Search the material below for the string "excess" and list each line that holds it.

- - - - -

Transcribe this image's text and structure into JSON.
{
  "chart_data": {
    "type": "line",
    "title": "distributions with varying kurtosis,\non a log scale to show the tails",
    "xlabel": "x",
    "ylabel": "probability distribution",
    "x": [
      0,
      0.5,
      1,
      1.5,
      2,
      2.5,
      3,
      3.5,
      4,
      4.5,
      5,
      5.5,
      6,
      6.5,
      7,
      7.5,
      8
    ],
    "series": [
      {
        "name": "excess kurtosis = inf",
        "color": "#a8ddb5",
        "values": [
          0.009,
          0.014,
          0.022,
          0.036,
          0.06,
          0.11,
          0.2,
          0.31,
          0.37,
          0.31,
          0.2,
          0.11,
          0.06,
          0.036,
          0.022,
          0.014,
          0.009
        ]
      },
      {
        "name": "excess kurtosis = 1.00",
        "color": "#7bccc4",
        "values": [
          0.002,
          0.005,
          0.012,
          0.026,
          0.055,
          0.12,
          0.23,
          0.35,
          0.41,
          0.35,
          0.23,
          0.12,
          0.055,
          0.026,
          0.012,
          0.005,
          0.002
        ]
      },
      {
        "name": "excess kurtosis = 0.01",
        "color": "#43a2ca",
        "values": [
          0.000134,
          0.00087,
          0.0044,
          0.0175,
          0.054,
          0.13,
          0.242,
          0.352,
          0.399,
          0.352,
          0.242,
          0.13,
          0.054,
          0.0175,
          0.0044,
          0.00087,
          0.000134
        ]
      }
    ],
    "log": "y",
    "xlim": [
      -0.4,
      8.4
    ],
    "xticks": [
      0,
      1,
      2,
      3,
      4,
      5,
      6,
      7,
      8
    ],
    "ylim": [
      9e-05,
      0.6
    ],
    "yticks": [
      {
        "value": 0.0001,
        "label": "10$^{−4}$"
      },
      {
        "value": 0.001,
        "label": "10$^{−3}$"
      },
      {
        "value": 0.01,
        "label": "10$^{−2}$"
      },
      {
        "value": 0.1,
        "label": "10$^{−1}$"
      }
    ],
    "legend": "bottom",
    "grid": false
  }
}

- - - - -

EXPECTED ANSWER ▸
        "name": "excess kurtosis = inf",
        "name": "excess kurtosis = 1.00",
        "name": "excess kurtosis = 0.01",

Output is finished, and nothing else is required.